What you need to do |
Switch "echo-point" to "radar-echo" everywhere in the lines starting with the line that contains "I need the location" and going on through the line that contains "437, 318, 443]", leaving all else unchanged and giving back only those lines. Leave the pictures out of your answer.
=== Data for this exercise ===
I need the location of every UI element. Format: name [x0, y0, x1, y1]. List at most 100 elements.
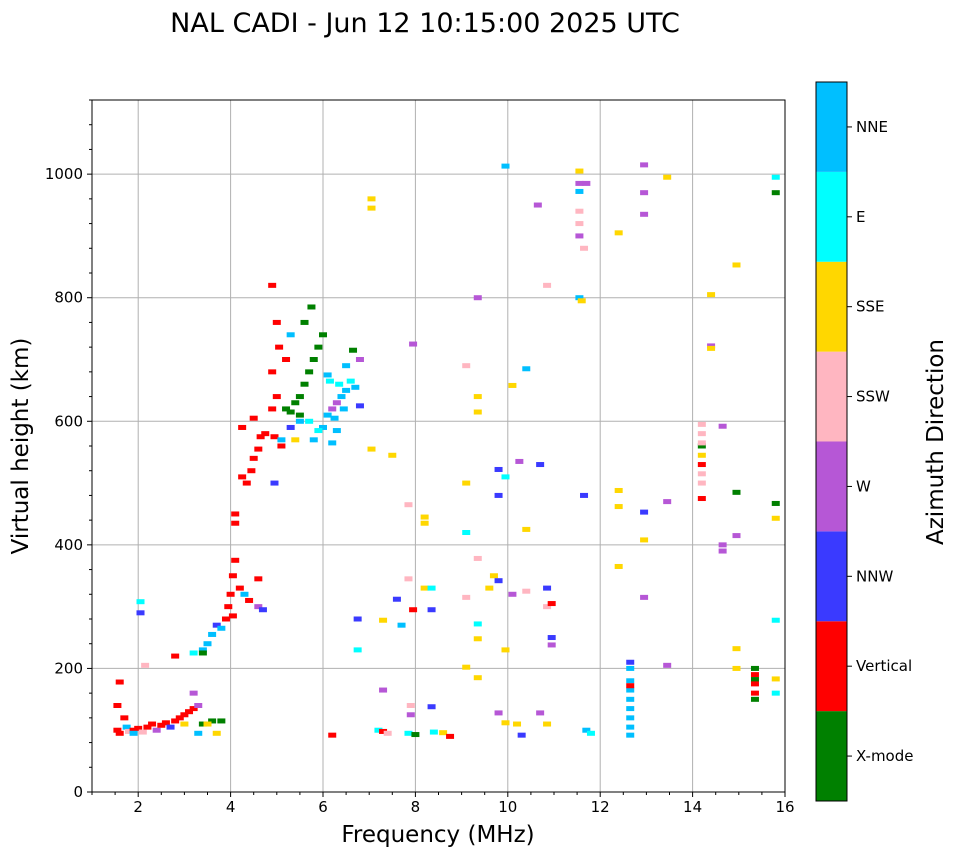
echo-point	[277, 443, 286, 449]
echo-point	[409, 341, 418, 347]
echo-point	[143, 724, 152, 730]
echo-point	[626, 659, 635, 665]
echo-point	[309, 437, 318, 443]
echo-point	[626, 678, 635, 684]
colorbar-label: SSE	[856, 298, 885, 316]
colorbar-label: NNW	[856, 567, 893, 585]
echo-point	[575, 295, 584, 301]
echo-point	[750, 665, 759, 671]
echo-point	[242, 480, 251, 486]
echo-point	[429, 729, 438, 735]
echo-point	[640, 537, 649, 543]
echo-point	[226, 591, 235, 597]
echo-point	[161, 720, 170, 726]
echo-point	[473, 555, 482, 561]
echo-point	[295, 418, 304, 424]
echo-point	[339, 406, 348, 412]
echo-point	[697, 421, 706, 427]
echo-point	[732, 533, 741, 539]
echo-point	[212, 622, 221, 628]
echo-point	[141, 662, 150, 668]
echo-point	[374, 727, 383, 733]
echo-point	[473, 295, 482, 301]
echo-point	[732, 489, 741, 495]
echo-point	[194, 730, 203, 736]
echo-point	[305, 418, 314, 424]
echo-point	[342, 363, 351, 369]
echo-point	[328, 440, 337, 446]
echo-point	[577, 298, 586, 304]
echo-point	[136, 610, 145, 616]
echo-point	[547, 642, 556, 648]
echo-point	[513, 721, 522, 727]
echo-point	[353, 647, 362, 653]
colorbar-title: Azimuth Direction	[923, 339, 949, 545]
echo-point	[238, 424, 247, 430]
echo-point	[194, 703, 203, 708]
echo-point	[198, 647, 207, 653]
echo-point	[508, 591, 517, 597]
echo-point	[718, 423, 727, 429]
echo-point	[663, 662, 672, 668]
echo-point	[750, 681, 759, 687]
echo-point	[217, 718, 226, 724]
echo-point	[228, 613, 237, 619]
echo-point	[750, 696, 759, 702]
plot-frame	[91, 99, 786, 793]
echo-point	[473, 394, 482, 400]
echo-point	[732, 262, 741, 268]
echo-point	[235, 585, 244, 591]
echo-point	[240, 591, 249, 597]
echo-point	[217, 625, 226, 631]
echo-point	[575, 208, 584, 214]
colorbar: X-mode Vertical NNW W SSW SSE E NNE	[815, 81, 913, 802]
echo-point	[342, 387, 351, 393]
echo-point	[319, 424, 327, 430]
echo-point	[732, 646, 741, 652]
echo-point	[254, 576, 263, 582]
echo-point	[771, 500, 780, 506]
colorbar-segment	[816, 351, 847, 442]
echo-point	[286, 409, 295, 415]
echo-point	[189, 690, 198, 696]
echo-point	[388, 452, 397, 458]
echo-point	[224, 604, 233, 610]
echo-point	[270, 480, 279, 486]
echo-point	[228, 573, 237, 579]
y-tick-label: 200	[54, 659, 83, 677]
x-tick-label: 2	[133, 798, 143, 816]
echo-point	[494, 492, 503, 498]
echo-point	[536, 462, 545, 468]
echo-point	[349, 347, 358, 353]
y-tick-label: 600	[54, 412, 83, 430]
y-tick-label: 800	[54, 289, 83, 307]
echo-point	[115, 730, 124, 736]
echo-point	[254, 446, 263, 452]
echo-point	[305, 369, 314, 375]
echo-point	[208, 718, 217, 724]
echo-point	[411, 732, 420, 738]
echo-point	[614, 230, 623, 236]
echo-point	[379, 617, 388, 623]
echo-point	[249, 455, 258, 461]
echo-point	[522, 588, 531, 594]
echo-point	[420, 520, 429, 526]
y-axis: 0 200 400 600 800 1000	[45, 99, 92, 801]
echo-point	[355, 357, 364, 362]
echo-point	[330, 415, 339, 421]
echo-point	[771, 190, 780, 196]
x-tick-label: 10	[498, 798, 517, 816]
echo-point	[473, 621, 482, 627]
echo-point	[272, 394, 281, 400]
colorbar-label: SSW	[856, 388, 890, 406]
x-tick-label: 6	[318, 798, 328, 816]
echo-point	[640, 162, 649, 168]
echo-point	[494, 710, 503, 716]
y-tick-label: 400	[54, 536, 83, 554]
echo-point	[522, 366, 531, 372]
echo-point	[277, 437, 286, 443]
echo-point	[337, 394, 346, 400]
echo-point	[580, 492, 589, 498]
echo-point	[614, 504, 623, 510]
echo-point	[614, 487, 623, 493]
===
=== Data for this exercise ===
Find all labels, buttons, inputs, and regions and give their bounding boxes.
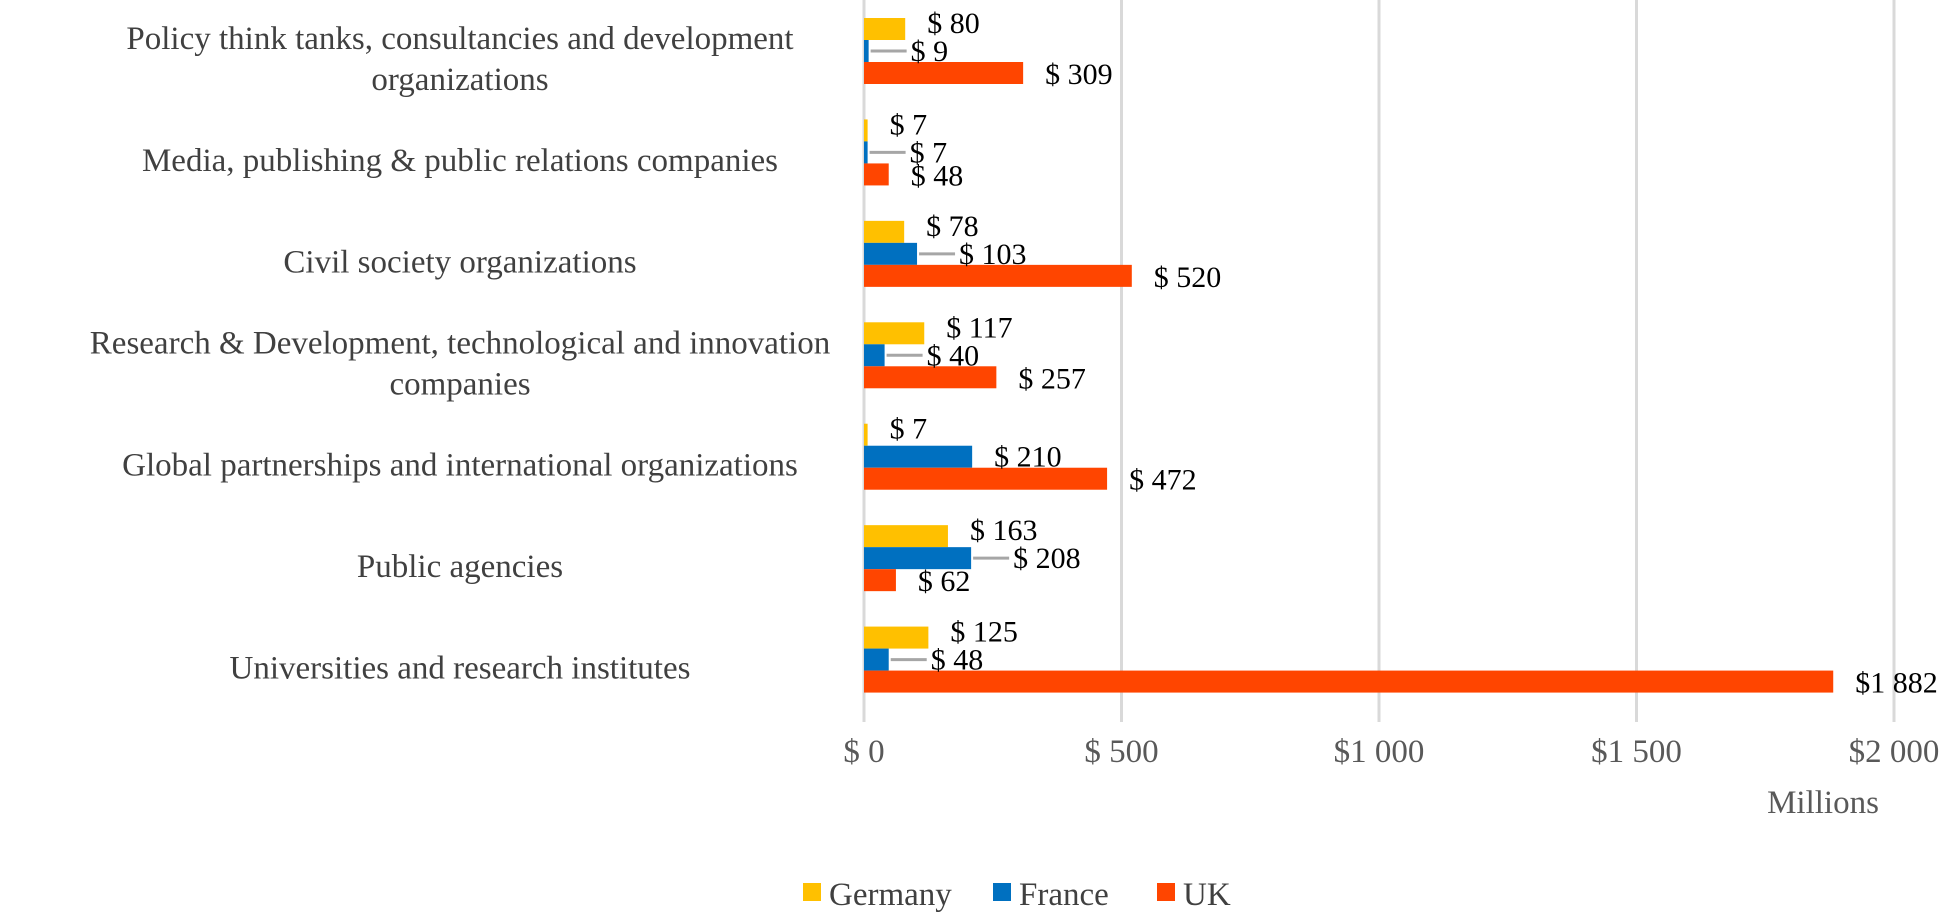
===
Written reply |
I need the location of every UI element. Format: name [x0, y0, x1, y1]. List at most 100 elements.
radar-echo	[277, 443, 286, 449]
radar-echo	[409, 341, 418, 347]
radar-echo	[143, 724, 152, 730]
radar-echo	[626, 659, 635, 665]
radar-echo	[309, 437, 318, 443]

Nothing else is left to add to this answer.